Reproduce the material exactly, omitting nothing.
** Begin Dataset records **
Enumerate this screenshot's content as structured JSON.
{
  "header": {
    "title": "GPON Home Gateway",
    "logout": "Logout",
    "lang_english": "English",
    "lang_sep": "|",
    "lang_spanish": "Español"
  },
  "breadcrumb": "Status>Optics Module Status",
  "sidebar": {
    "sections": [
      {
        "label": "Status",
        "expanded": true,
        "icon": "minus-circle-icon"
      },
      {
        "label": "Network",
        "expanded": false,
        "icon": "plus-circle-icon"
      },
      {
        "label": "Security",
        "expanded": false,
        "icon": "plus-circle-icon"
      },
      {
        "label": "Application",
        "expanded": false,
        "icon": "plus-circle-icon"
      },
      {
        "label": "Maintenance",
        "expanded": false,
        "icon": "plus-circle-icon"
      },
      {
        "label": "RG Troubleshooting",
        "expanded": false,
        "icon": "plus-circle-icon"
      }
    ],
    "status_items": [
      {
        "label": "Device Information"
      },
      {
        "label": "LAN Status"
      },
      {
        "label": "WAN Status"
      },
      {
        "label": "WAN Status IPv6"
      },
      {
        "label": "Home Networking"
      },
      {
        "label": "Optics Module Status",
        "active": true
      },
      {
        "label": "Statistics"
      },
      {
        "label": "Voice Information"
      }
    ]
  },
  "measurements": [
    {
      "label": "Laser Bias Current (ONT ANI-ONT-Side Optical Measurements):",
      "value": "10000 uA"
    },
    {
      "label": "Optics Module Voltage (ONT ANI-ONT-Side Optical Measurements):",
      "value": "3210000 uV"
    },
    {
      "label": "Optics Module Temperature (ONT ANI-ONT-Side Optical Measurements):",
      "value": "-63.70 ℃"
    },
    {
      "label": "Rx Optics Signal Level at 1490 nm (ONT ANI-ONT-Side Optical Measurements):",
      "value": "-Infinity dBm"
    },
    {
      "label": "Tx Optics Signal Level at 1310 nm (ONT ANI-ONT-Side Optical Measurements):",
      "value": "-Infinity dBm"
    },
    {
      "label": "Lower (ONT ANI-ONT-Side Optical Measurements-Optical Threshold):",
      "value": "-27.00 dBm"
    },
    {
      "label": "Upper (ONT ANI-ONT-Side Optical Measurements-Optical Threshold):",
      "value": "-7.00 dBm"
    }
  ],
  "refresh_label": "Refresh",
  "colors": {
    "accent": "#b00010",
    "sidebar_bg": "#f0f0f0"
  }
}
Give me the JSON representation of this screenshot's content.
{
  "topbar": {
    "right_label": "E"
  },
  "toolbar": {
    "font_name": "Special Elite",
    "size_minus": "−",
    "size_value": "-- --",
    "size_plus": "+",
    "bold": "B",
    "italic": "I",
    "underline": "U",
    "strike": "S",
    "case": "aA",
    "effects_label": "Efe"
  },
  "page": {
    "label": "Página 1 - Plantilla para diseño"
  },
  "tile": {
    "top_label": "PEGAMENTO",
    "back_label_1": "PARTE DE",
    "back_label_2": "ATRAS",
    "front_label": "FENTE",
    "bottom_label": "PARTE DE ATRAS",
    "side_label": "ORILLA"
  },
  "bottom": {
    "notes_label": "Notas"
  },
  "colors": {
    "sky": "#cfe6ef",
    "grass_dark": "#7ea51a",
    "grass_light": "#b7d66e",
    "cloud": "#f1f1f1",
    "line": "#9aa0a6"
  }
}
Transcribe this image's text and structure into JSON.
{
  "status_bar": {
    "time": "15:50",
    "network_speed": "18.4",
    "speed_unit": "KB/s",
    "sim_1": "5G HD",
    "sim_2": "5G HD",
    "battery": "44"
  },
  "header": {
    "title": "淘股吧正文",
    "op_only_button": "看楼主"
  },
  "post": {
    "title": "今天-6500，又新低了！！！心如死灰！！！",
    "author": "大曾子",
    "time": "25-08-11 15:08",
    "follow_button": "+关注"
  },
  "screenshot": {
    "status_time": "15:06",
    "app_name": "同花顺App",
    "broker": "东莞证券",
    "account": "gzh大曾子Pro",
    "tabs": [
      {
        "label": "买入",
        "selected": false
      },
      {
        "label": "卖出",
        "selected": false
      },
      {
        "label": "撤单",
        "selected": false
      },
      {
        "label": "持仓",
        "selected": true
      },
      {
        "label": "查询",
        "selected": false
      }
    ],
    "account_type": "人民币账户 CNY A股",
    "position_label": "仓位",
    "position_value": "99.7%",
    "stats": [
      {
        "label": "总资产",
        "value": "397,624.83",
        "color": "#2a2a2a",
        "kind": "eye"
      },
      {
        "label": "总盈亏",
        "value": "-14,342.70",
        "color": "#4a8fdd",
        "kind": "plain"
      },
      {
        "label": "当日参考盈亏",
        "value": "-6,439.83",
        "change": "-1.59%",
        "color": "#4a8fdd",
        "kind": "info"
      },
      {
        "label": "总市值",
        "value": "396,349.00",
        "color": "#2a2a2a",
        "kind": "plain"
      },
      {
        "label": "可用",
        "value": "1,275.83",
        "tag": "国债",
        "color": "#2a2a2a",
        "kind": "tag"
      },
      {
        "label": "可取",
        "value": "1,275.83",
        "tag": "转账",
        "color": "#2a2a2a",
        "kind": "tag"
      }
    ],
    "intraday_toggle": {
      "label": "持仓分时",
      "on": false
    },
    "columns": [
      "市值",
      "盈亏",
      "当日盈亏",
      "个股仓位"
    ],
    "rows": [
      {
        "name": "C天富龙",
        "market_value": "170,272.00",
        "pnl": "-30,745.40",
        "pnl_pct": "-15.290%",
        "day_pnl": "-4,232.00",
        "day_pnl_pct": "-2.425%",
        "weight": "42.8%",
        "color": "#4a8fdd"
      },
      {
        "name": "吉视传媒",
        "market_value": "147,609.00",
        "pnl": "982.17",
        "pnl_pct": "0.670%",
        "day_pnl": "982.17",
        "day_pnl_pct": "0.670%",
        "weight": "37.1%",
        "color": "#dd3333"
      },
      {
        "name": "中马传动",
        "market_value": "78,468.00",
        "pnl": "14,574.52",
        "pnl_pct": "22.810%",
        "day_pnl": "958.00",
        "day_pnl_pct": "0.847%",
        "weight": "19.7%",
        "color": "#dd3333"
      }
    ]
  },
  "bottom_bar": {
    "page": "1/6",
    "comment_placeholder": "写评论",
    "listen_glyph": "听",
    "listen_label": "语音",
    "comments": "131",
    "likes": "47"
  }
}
** End Dataset records **
» Answer below
Enumerate this screenshot's content as structured JSON.
{
  "header": {
    "title": "GPON Home Gateway",
    "logout": "Logout",
    "lang_english": "English",
    "lang_sep": "|",
    "lang_spanish": "Español"
  },
  "breadcrumb": "Status>Optics Module Status",
  "sidebar": {
    "sections": [
      {
        "label": "Status",
        "expanded": true,
        "icon": "minus-circle-icon"
      },
      {
        "label": "Network",
        "expanded": false,
        "icon": "plus-circle-icon"
      },
      {
        "label": "Security",
        "expanded": false,
        "icon": "plus-circle-icon"
      },
      {
        "label": "Application",
        "expanded": false,
        "icon": "plus-circle-icon"
      },
      {
        "label": "Maintenance",
        "expanded": false,
        "icon": "plus-circle-icon"
      },
      {
        "label": "RG Troubleshooting",
        "expanded": false,
        "icon": "plus-circle-icon"
      }
    ],
    "status_items": [
      {
        "label": "Device Information"
      },
      {
        "label": "LAN Status"
      },
      {
        "label": "WAN Status"
      },
      {
        "label": "WAN Status IPv6"
      },
      {
        "label": "Home Networking"
      },
      {
        "label": "Optics Module Status",
        "active": true
      },
      {
        "label": "Statistics"
      },
      {
        "label": "Voice Information"
      }
    ]
  },
  "measurements": [
    {
      "label": "Laser Bias Current (ONT ANI-ONT-Side Optical Measurements):",
      "value": "10000 uA"
    },
    {
      "label": "Optics Module Voltage (ONT ANI-ONT-Side Optical Measurements):",
      "value": "3210000 uV"
    },
    {
      "label": "Optics Module Temperature (ONT ANI-ONT-Side Optical Measurements):",
      "value": "-63.70 ℃"
    },
    {
      "label": "Rx Optics Signal Level at 1490 nm (ONT ANI-ONT-Side Optical Measurements):",
      "value": "-Infinity dBm"
    },
    {
      "label": "Tx Optics Signal Level at 1310 nm (ONT ANI-ONT-Side Optical Measurements):",
      "value": "-Infinity dBm"
    },
    {
      "label": "Lower (ONT ANI-ONT-Side Optical Measurements-Optical Threshold):",
      "value": "-27.00 dBm"
    },
    {
      "label": "Upper (ONT ANI-ONT-Side Optical Measurements-Optical Threshold):",
      "value": "-7.00 dBm"
    }
  ],
  "refresh_label": "Refresh",
  "colors": {
    "accent": "#b00010",
    "sidebar_bg": "#f0f0f0"
  }
}
Give me the JSON representation of this screenshot's content.
{
  "topbar": {
    "right_label": "E"
  },
  "toolbar": {
    "font_name": "Special Elite",
    "size_minus": "−",
    "size_value": "-- --",
    "size_plus": "+",
    "bold": "B",
    "italic": "I",
    "underline": "U",
    "strike": "S",
    "case": "aA",
    "effects_label": "Efe"
  },
  "page": {
    "label": "Página 1 - Plantilla para diseño"
  },
  "tile": {
    "top_label": "PEGAMENTO",
    "back_label_1": "PARTE DE",
    "back_label_2": "ATRAS",
    "front_label": "FENTE",
    "bottom_label": "PARTE DE ATRAS",
    "side_label": "ORILLA"
  },
  "bottom": {
    "notes_label": "Notas"
  },
  "colors": {
    "sky": "#cfe6ef",
    "grass_dark": "#7ea51a",
    "grass_light": "#b7d66e",
    "cloud": "#f1f1f1",
    "line": "#9aa0a6"
  }
}
Transcribe this image's text and structure into JSON.
{
  "status_bar": {
    "time": "15:50",
    "network_speed": "18.4",
    "speed_unit": "KB/s",
    "sim_1": "5G HD",
    "sim_2": "5G HD",
    "battery": "44"
  },
  "header": {
    "title": "淘股吧正文",
    "op_only_button": "看楼主"
  },
  "post": {
    "title": "今天-6500，又新低了！！！心如死灰！！！",
    "author": "大曾子",
    "time": "25-08-11 15:08",
    "follow_button": "+关注"
  },
  "screenshot": {
    "status_time": "15:06",
    "app_name": "同花顺App",
    "broker": "东莞证券",
    "account": "gzh大曾子Pro",
    "tabs": [
      {
        "label": "买入",
        "selected": false
      },
      {
        "label": "卖出",
        "selected": false
      },
      {
        "label": "撤单",
        "selected": false
      },
      {
        "label": "持仓",
        "selected": true
      },
      {
        "label": "查询",
        "selected": false
      }
    ],
    "account_type": "人民币账户 CNY A股",
    "position_label": "仓位",
    "position_value": "99.7%",
    "stats": [
      {
        "label": "总资产",
        "value": "397,624.83",
        "color": "#2a2a2a",
        "kind": "eye"
      },
      {
        "label": "总盈亏",
        "value": "-14,342.70",
        "color": "#4a8fdd",
        "kind": "plain"
      },
      {
        "label": "当日参考盈亏",
        "value": "-6,439.83",
        "change": "-1.59%",
        "color": "#4a8fdd",
        "kind": "info"
      },
      {
        "label": "总市值",
        "value": "396,349.00",
        "color": "#2a2a2a",
        "kind": "plain"
      },
      {
        "label": "可用",
        "value": "1,275.83",
        "tag": "国债",
        "color": "#2a2a2a",
        "kind": "tag"
      },
      {
        "label": "可取",
        "value": "1,275.83",
        "tag": "转账",
        "color": "#2a2a2a",
        "kind": "tag"
      }
    ],
    "intraday_toggle": {
      "label": "持仓分时",
      "on": false
    },
    "columns": [
      "市值",
      "盈亏",
      "当日盈亏",
      "个股仓位"
    ],
    "rows": [
      {
        "name": "C天富龙",
        "market_value": "170,272.00",
        "pnl": "-30,745.40",
        "pnl_pct": "-15.290%",
        "day_pnl": "-4,232.00",
        "day_pnl_pct": "-2.425%",
        "weight": "42.8%",
        "color": "#4a8fdd"
      },
      {
        "name": "吉视传媒",
        "market_value": "147,609.00",
        "pnl": "982.17",
        "pnl_pct": "0.670%",
        "day_pnl": "982.17",
        "day_pnl_pct": "0.670%",
        "weight": "37.1%",
        "color": "#dd3333"
      },
      {
        "name": "中马传动",
        "market_value": "78,468.00",
        "pnl": "14,574.52",
        "pnl_pct": "22.810%",
        "day_pnl": "958.00",
        "day_pnl_pct": "0.847%",
        "weight": "19.7%",
        "color": "#dd3333"
      }
    ]
  },
  "bottom_bar": {
    "page": "1/6",
    "comment_placeholder": "写评论",
    "listen_glyph": "听",
    "listen_label": "语音",
    "comments": "131",
    "likes": "47"
  }
}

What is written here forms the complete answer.